PASAJE:
Las Presencias o Convivientes le prometen a Fernando González la Intimidad, de la que venimos y a la que nos encaminamos, en la que hay muchas tragedias y muchas beatitudes (36). Ellas lo van guiando hacia la Intimidad, partiendo de la nada, “en forma muy bien dialogada con las experiencias de él y de otros y de la literatura universal” (37). El primer paso que dan es destripar los conceptos abstractos y los juicios sintéticos que formamos con ellos; sacar de esos conceptos las emociones, los sentimientos y las experiencias. Eso es lo que llaman vivencia. Ahora hay que arrancar la vivencia del racionalismo que tapa la vida y en lugar de hacer raciocinios se medita, no valiéndose de conceptos vanos ni de juicios que sirvan para crear un mundo mental y engañoso, sino de ejemplos de la propia vida. Para viajar hay que desnudarse de la filosofía conceptual, de sus vanidades y adornos. Derrumbada la mentira se da el primer paso afirmativo: Amar por sobre todas las cosas a eso vivo que encuentras al deshacerte de los conceptos. Eso es Dios en ti. Es lo que tienes de verdad y de vivo. Es Dios que se te está revelando en ti mismo. De esa forma será posible encontrar la beatitud: en la desnudez de la vivencia se siente la Intimidad: Dios en nosotros (38).

Las Presencias le siguen enseñando a González que a través de la vivencia pura se llega a un amor nuevo, en aumento constante; que a través del amor se llega a la Intimidad entrevista como el relámpago. Lo hacen volver a nacer y lo ponen en el Camino, en la Verdad y en la Vida. Le hacen caer en la cuenta de que una vez revelada la Intimidad hay que vivir muy alerta atisbándola en todo y en todos, cultivándola y comulgando con toda ella. Sólo entonces aparece la vocación, en la completa desnudez, y la vocación es cruz, pero nada más dulce que la Cruz. El único peso insoportable ahora es la vanidad, que se manifiesta como un yugo amargo y duro. Mas una vez sospechada la Intimidad en la desnudez de la vivencia las apariencias ya no serán la misma cosa, sino que se presentarán como preñadas (39), como prometiendo el Paraíso.

DATOS GUARDADOS:
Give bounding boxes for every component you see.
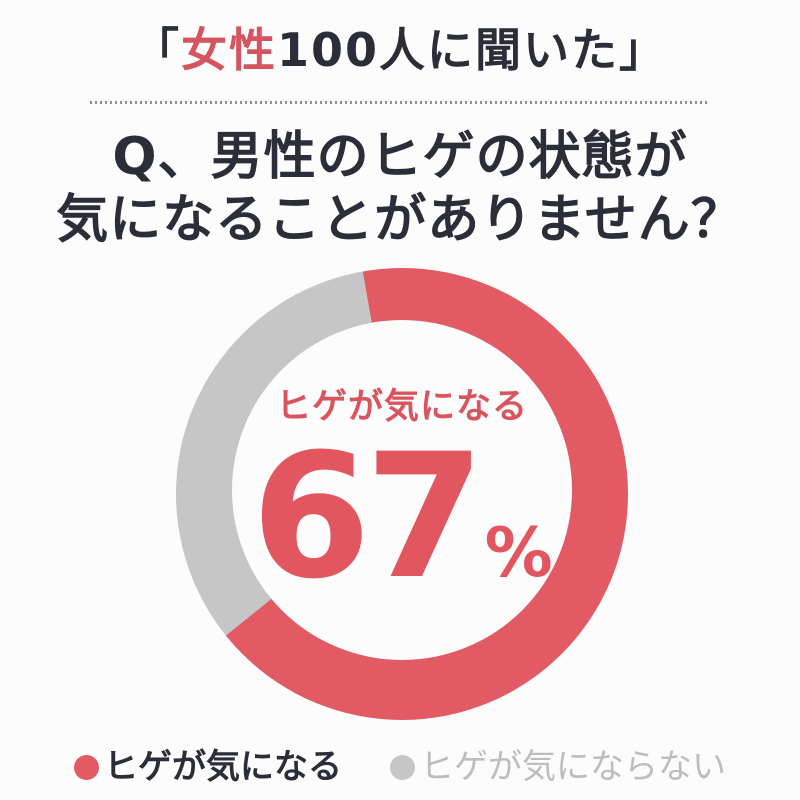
dotted-divider xyxy=(90,101,710,104)
legend-dot-icon xyxy=(390,755,415,781)
donut-center-value-row: 67 % xyxy=(251,415,553,617)
question-line-2: 気になることがありません？ xyxy=(56,190,744,251)
question-title: Q、男性のヒゲの状態が 気になることがありません？ xyxy=(0,126,800,253)
donut-hole: ヒゲが気になる 67 % xyxy=(232,320,572,660)
donut-center-value: 67 xyxy=(251,415,484,617)
page-title: 「女性100人に聞いた」 xyxy=(0,24,800,77)
legend: ヒゲが気になる ヒゲが気にならない xyxy=(0,744,800,792)
legend-item-attention: ヒゲが気になる xyxy=(74,744,342,792)
legend-dot-icon xyxy=(74,755,99,781)
donut-chart: ヒゲが気になる 67 % xyxy=(176,268,628,720)
donut-center-unit: % xyxy=(484,513,553,593)
legend-item-no-attention: ヒゲが気にならない xyxy=(390,744,726,792)
title-highlight: 女性 xyxy=(180,23,277,77)
title-bracket-open: 「 xyxy=(132,23,181,77)
legend-label: ヒゲが気になる xyxy=(104,747,342,787)
question-line-1: Q、男性のヒゲの状態が xyxy=(112,127,688,187)
title-rest: 100人に聞いた」 xyxy=(276,23,668,77)
donut-center-label: ヒゲが気になる xyxy=(275,386,528,427)
legend-label: ヒゲが気にならない xyxy=(420,747,726,787)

LO QUE HARÁS: Transcribe íntegro y sin ningún cambio el pasaje de arriba sobre las Presencias que guían a Fernando González hacia la Intimidad.

RESPUESTA:
Las Presencias o Convivientes le prometen a Fernando González la Intimidad, de la que venimos y a la que nos encaminamos, en la que hay muchas tragedias y muchas beatitudes (36). Ellas lo van guiando hacia la Intimidad, partiendo de la nada, “en forma muy bien dialogada con las experiencias de él y de otros y de la literatura universal” (37). El primer paso que dan es destripar los conceptos abstractos y los juicios sintéticos que formamos con ellos; sacar de esos conceptos las emociones, los sentimientos y las experiencias. Eso es lo que llaman vivencia. Ahora hay que arrancar la vivencia del racionalismo que tapa la vida y en lugar de hacer raciocinios se medita, no valiéndose de conceptos vanos ni de juicios que sirvan para crear un mundo mental y engañoso, sino de ejemplos de la propia vida. Para viajar hay que desnudarse de la filosofía conceptual, de sus vanidades y adornos. Derrumbada la mentira se da el primer paso afirmativo: Amar por sobre todas las cosas a eso vivo que encuentras al deshacerte de los conceptos. Eso es Dios en ti. Es lo que tienes de verdad y de vivo. Es Dios que se te está revelando en ti mismo. De esa forma será posible encontrar la beatitud: en la desnudez de la vivencia se siente la Intimidad: Dios en nosotros (38).

Las Presencias le siguen enseñando a González que a través de la vivencia pura se llega a un amor nuevo, en aumento constante; que a través del amor se llega a la Intimidad entrevista como el relámpago. Lo hacen volver a nacer y lo ponen en el Camino, en la Verdad y en la Vida. Le hacen caer en la cuenta de que una vez revelada la Intimidad hay que vivir muy alerta atisbándola en todo y en todos, cultivándola y comulgando con toda ella. Sólo entonces aparece la vocación, en la completa desnudez, y la vocación es cruz, pero nada más dulce que la Cruz. El único peso insoportable ahora es la vanidad, que se manifiesta como un yugo amargo y duro. Mas una vez sospechada la Intimidad en la desnudez de la vivencia las apariencias ya no serán la misma cosa, sino que se presentarán como preñadas (39), como prometiendo el Paraíso.